# [Instructions to follow]
For every line in the data below that contains "this", copy the line.

+++ Records for the exercise

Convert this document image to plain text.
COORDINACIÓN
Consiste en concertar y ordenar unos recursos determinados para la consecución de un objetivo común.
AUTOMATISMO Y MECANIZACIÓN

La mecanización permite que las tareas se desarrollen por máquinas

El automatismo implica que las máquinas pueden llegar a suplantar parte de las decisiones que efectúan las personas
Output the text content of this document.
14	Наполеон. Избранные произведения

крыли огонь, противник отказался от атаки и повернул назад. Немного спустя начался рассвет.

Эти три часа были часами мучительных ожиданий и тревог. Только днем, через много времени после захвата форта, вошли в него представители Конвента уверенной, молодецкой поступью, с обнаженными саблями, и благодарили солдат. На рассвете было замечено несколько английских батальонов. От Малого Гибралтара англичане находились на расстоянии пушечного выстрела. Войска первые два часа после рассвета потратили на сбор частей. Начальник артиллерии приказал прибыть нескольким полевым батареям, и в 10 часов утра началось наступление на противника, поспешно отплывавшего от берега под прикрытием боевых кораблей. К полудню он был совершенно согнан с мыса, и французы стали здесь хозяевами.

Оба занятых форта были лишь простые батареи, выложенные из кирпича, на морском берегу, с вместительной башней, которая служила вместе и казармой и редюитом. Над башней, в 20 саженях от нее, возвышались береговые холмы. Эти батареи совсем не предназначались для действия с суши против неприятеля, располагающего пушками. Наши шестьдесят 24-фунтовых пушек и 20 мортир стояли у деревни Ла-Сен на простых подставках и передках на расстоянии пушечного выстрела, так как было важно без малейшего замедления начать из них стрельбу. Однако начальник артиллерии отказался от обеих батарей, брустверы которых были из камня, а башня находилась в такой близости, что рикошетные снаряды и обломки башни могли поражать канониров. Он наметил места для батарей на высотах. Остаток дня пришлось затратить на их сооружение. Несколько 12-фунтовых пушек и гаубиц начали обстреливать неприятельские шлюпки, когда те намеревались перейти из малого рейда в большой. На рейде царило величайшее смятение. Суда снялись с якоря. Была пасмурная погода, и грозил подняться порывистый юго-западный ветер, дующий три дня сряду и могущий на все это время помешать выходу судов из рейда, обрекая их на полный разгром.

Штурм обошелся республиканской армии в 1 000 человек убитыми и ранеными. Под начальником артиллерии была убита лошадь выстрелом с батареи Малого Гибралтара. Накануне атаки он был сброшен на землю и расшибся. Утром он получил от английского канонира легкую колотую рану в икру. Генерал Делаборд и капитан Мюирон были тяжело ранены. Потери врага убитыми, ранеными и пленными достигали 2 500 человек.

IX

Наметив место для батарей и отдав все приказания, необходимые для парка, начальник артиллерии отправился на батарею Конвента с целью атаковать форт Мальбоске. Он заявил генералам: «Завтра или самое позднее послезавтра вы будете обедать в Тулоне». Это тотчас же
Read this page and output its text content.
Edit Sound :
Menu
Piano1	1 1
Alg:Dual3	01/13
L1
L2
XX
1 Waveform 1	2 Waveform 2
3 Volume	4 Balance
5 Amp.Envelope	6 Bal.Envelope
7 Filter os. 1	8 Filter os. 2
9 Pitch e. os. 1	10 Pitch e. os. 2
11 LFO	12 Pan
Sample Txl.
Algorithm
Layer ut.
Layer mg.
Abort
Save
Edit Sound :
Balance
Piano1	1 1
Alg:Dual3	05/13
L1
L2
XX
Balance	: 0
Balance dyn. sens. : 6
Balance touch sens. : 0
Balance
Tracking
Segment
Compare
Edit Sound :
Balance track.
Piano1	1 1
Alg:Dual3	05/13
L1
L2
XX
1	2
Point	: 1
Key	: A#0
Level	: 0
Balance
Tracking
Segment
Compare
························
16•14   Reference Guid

++++++

# [The output]
Convert this document image to plain text.
Output the text content of this document.
Read this page and output its text content.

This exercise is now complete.